— Start Record extracts —

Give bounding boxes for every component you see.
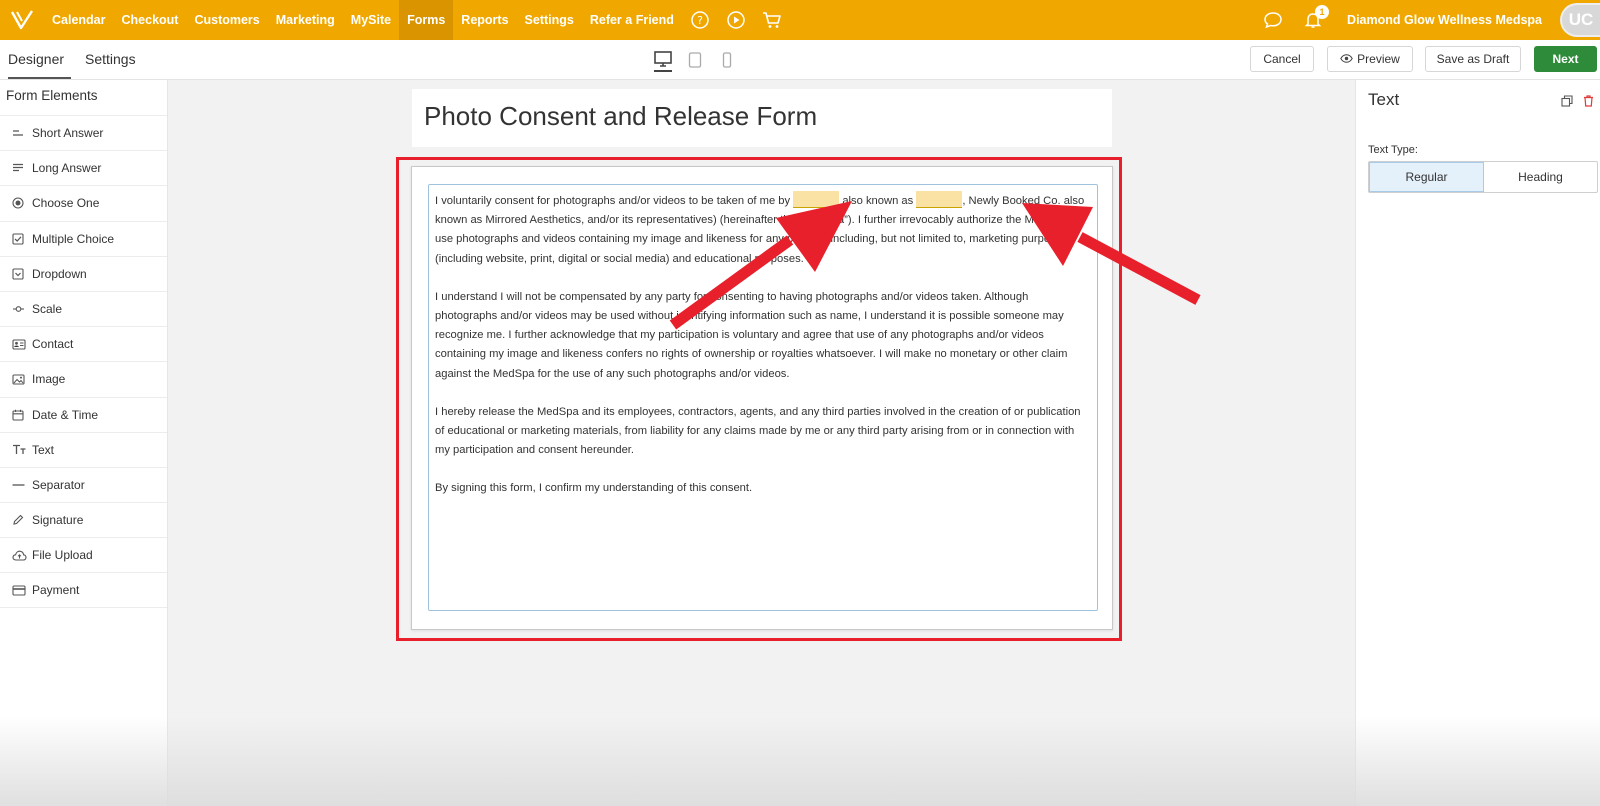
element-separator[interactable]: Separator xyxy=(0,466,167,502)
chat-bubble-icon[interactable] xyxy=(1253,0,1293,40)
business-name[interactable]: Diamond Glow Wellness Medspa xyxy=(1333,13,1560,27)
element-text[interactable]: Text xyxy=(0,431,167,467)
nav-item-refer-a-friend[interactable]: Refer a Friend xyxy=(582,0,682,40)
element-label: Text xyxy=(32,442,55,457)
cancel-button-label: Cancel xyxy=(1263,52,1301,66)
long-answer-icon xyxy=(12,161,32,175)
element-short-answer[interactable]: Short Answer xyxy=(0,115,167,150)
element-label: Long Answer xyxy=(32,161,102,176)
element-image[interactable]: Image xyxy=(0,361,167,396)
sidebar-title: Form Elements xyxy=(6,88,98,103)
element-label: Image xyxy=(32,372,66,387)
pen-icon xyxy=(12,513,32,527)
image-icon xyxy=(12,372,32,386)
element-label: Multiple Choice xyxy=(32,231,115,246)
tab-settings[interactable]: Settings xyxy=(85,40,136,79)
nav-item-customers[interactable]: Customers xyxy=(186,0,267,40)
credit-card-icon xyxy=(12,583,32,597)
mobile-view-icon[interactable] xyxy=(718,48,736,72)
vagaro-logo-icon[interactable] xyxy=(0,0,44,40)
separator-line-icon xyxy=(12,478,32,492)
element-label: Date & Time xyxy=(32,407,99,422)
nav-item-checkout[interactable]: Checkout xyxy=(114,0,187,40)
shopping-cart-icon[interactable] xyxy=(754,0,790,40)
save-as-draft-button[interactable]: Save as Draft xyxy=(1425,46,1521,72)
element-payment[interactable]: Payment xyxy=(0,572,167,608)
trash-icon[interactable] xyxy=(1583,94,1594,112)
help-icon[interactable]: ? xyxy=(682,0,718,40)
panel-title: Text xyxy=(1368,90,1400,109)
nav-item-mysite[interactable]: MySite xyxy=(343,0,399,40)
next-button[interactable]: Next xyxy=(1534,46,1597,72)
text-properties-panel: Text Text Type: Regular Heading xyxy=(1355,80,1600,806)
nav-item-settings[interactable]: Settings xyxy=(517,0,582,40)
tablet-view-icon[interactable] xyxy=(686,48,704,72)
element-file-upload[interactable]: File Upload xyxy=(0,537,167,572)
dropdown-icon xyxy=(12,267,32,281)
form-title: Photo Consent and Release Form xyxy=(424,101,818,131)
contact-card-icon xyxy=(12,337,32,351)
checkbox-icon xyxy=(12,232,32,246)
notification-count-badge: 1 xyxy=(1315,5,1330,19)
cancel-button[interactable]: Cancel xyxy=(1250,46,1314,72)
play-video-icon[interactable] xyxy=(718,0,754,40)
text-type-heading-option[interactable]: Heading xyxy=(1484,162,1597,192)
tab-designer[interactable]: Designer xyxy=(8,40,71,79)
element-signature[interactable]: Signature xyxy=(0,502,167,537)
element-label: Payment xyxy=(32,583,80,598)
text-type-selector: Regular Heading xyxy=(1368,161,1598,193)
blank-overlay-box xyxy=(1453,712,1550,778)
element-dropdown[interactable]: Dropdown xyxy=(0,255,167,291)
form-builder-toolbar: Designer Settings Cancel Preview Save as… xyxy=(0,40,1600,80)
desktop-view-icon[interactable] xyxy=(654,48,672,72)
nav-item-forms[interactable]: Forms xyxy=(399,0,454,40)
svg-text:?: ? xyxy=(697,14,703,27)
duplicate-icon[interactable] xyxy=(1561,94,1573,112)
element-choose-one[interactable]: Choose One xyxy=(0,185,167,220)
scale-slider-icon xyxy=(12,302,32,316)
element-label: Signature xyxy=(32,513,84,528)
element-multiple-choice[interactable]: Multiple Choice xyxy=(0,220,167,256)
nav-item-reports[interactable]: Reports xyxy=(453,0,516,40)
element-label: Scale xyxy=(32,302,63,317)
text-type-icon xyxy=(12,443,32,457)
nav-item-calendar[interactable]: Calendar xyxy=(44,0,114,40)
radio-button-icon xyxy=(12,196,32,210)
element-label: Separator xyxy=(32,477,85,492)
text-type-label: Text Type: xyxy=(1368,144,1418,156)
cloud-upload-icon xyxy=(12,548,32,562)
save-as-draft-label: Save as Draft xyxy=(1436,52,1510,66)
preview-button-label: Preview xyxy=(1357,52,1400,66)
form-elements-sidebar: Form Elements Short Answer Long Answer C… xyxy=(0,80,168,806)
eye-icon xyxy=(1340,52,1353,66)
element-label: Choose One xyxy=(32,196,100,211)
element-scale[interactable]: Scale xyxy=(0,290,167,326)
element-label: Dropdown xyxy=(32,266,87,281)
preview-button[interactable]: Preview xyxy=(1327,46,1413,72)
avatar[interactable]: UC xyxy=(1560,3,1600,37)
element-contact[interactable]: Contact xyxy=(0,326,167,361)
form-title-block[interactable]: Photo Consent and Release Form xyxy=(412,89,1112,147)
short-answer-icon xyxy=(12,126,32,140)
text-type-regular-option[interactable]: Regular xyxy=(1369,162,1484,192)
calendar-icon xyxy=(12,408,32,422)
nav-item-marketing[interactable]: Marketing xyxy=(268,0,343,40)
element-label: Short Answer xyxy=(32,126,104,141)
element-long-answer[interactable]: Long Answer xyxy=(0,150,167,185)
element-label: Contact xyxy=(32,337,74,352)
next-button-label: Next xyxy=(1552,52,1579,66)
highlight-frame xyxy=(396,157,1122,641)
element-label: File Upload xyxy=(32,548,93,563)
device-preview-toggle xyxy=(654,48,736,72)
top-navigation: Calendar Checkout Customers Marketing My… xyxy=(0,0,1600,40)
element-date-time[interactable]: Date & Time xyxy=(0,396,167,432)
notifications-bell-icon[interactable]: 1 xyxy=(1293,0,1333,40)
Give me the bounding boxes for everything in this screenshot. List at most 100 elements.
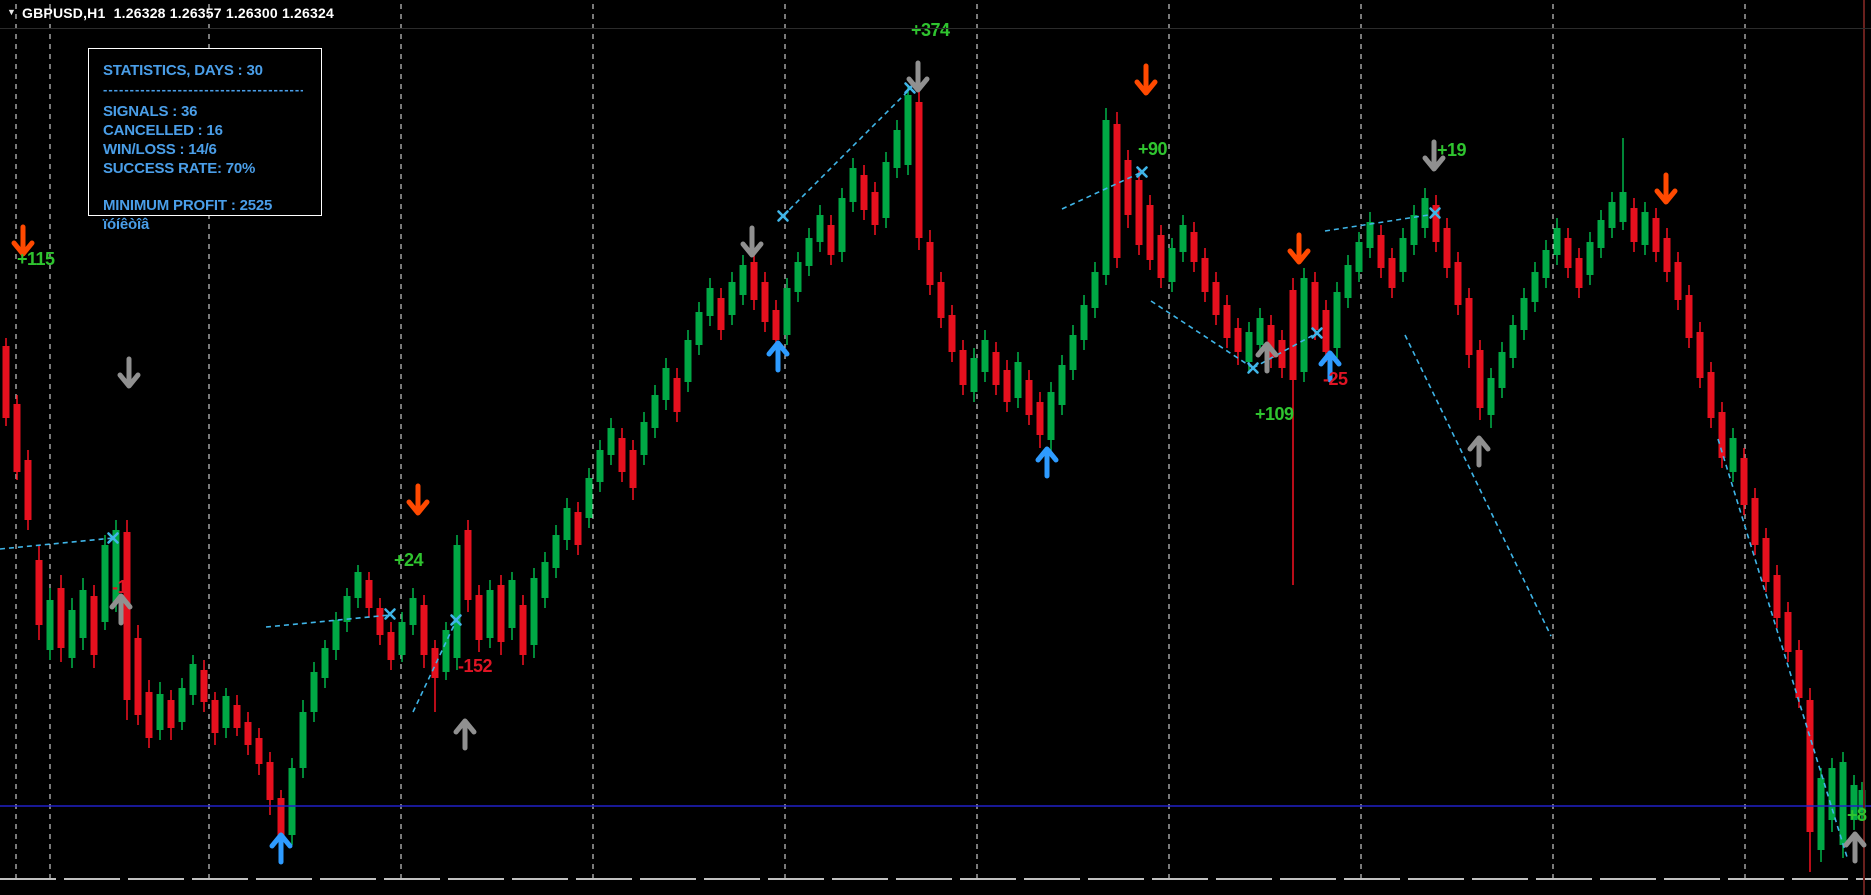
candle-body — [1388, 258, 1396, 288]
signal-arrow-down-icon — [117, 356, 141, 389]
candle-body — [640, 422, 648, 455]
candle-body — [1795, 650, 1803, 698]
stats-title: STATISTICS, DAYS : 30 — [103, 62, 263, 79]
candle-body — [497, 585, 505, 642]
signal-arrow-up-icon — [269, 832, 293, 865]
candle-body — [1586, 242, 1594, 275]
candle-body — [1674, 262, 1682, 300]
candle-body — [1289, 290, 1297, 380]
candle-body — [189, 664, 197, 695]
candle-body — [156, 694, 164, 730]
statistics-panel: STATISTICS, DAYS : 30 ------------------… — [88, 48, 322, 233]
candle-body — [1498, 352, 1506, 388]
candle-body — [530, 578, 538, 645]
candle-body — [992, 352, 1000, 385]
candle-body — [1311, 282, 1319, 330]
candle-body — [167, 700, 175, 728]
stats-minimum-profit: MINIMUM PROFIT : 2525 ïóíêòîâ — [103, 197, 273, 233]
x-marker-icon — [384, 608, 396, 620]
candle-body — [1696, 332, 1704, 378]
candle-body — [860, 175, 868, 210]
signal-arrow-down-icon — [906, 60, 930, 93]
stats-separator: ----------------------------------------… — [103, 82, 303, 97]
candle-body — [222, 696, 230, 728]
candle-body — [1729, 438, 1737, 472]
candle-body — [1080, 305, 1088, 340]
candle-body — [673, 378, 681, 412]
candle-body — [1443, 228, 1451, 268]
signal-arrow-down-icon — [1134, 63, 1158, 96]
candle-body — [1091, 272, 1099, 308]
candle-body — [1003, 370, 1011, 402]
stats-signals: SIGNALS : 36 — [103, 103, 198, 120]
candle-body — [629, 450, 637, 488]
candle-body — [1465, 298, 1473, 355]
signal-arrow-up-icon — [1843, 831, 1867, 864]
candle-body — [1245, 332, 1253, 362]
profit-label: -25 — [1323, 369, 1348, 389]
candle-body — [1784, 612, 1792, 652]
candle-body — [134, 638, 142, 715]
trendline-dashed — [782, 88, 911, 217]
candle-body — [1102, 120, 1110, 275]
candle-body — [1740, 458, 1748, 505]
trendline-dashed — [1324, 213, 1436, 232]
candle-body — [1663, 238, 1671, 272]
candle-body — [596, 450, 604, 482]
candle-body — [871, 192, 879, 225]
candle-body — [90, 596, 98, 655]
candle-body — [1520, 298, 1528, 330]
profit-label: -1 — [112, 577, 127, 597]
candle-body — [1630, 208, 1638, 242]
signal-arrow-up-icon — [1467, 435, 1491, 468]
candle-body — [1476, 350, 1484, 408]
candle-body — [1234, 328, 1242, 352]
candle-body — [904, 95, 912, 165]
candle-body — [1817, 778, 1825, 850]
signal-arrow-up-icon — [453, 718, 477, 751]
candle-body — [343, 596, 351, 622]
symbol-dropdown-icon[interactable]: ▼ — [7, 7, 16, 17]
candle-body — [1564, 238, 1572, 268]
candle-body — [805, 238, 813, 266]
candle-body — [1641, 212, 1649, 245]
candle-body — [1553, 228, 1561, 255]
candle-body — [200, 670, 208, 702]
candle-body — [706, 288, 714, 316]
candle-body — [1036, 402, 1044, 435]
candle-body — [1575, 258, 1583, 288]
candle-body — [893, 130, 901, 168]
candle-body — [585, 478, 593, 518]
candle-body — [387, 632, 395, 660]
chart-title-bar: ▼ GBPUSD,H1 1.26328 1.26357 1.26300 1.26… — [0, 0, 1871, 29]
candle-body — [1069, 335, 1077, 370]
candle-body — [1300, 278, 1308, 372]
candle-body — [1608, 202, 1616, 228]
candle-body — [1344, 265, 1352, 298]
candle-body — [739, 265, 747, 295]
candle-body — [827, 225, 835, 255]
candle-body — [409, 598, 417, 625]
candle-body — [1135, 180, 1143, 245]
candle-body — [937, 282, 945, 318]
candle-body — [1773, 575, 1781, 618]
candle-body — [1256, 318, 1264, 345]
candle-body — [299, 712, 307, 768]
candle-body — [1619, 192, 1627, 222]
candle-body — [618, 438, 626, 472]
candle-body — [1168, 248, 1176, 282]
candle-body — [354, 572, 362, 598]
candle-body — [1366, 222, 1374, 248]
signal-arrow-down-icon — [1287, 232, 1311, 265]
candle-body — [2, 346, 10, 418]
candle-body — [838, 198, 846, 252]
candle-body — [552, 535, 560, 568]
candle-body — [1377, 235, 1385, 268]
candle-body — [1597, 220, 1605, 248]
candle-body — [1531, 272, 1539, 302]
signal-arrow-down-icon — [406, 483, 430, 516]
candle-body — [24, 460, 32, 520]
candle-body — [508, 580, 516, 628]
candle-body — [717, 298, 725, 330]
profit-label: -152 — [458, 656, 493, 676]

— End Record extracts —

> **What the task asks**
Return, unchanged, the lines of the listing from the line with "element-separator[interactable]: Separator xyxy=(0,466,167,502)" up to and including the line with "long-answer-icon xyxy=(12,161,32,175)".

> **Output of the exercise**
element-separator[interactable]: Separator xyxy=(0,466,167,502)
chat-bubble-icon[interactable] xyxy=(1253,0,1293,40)
business-name[interactable]: Diamond Glow Wellness Medspa xyxy=(1333,13,1560,27)
element-text[interactable]: Text xyxy=(0,431,167,467)
nav-item-refer-a-friend[interactable]: Refer a Friend xyxy=(582,0,682,40)
element-label: Text xyxy=(32,442,55,457)
cancel-button-label: Cancel xyxy=(1263,52,1301,66)
long-answer-icon xyxy=(12,161,32,175)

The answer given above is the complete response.